## Aim of the task
Scan the data. Collect each line that contains the word "content".

Stored data
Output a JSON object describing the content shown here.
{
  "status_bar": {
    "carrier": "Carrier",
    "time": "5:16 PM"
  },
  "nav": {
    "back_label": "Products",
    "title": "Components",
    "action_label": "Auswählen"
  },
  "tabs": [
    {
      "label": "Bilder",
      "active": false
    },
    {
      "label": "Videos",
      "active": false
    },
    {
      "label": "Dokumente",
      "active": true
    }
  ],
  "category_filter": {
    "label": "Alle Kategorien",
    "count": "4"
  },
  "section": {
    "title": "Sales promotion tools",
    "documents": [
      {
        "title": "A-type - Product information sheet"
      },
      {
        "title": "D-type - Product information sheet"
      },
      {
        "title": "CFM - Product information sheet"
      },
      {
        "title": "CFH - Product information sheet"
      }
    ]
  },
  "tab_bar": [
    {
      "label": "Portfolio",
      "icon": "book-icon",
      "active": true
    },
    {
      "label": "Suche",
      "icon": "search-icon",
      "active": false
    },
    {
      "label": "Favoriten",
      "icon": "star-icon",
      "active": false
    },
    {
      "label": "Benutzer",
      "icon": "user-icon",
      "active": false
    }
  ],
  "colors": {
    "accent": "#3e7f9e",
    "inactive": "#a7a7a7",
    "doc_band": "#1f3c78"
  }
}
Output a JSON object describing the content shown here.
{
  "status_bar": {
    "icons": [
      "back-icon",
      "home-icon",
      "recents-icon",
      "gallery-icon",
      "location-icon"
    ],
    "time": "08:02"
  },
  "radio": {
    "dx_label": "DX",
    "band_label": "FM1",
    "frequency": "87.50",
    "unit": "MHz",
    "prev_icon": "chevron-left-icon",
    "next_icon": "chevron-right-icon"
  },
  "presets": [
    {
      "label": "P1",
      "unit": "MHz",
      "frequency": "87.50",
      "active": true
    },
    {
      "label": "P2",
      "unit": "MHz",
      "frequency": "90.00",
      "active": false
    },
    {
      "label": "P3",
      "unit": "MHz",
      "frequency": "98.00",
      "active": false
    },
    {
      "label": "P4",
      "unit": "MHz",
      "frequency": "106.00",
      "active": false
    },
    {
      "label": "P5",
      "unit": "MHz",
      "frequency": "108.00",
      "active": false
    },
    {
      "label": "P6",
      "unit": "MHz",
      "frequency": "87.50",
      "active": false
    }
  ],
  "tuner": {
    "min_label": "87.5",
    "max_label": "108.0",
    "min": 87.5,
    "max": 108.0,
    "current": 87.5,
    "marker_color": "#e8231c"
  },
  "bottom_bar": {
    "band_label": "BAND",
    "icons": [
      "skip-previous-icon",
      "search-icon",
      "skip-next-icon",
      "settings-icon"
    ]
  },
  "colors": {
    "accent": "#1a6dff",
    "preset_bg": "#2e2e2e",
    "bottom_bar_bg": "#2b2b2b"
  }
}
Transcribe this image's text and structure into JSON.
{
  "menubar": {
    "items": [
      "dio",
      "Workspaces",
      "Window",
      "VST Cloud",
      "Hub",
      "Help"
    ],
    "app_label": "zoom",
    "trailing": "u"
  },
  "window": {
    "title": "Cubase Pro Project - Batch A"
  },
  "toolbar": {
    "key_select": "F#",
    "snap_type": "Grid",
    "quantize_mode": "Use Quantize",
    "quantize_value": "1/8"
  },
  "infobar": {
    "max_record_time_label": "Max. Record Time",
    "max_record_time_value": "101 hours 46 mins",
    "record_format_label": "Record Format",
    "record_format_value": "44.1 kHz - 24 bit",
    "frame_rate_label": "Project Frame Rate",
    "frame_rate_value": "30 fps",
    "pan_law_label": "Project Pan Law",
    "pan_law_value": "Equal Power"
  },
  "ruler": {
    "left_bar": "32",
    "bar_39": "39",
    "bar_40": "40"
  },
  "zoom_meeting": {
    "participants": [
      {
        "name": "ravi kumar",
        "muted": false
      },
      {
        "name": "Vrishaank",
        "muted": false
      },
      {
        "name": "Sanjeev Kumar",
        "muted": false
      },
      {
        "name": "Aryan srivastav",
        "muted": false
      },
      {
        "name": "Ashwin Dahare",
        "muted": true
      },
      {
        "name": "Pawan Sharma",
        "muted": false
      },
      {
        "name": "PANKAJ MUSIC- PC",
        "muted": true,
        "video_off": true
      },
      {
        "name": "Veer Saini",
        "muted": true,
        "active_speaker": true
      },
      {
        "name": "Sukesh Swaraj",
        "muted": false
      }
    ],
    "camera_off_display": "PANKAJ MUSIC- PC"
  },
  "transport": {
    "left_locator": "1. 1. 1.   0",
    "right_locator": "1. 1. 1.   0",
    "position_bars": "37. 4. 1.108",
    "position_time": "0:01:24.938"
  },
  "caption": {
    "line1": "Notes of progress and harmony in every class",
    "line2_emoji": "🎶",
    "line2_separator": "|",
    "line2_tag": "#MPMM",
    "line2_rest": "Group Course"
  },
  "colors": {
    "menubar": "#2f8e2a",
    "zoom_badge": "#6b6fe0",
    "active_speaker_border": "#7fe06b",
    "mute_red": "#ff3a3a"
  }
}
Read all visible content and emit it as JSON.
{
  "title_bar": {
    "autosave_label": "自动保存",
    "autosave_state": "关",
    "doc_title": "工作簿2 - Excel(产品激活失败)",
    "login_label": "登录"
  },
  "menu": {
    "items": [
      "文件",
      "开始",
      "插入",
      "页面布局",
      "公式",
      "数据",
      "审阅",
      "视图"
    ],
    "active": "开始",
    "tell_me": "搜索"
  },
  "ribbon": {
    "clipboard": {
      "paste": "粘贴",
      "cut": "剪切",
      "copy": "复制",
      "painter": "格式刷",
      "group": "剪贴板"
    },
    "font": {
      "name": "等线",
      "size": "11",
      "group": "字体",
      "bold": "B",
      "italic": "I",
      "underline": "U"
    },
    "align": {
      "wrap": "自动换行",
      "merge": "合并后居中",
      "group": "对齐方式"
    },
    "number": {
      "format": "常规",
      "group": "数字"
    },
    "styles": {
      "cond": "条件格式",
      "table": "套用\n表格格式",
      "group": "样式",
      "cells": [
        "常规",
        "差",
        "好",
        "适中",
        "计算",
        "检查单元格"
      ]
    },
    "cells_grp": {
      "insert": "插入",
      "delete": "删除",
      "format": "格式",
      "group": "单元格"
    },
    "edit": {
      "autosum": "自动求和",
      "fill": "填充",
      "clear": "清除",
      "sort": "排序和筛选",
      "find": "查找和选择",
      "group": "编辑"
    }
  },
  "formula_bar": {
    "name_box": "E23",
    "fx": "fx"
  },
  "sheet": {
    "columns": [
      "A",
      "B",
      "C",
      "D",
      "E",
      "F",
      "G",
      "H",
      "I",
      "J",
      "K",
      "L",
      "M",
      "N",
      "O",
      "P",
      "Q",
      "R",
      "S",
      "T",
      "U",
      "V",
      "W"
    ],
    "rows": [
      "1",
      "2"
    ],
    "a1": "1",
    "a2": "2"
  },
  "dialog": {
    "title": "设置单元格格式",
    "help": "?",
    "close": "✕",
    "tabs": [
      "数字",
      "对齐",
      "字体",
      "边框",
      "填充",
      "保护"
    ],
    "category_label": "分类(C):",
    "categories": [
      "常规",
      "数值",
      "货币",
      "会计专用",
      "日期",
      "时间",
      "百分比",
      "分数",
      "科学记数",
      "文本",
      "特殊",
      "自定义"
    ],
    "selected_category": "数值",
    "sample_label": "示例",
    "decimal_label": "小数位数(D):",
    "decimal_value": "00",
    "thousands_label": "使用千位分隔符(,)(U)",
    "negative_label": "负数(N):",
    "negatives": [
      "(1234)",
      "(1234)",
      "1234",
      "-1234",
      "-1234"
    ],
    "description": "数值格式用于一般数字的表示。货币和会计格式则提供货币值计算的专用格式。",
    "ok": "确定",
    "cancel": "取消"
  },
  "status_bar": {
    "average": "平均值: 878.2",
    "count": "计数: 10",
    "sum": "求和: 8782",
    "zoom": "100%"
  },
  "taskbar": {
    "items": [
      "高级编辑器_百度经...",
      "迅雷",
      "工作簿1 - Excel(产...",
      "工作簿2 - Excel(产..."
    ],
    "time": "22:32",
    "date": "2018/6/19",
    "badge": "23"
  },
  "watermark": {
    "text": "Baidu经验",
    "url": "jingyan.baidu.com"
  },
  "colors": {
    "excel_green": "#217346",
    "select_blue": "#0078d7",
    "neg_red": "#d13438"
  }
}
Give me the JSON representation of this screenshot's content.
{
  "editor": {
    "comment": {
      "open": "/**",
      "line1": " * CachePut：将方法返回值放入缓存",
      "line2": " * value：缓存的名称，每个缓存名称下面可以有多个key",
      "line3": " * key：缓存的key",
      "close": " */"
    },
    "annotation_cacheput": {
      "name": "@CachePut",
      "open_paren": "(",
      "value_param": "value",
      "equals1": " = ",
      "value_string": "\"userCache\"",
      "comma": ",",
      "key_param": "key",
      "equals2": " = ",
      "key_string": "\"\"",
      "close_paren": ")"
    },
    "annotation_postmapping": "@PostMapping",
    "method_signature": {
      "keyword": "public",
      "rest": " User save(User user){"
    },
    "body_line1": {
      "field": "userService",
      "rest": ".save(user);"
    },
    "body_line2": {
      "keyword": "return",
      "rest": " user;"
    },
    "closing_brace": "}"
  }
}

## Result for this exercise
Output a JSON object describing the content shown here.
Output a JSON object describing the content shown here.
Read all visible content and emit it as JSON.
Give me the JSON representation of this screenshot's content.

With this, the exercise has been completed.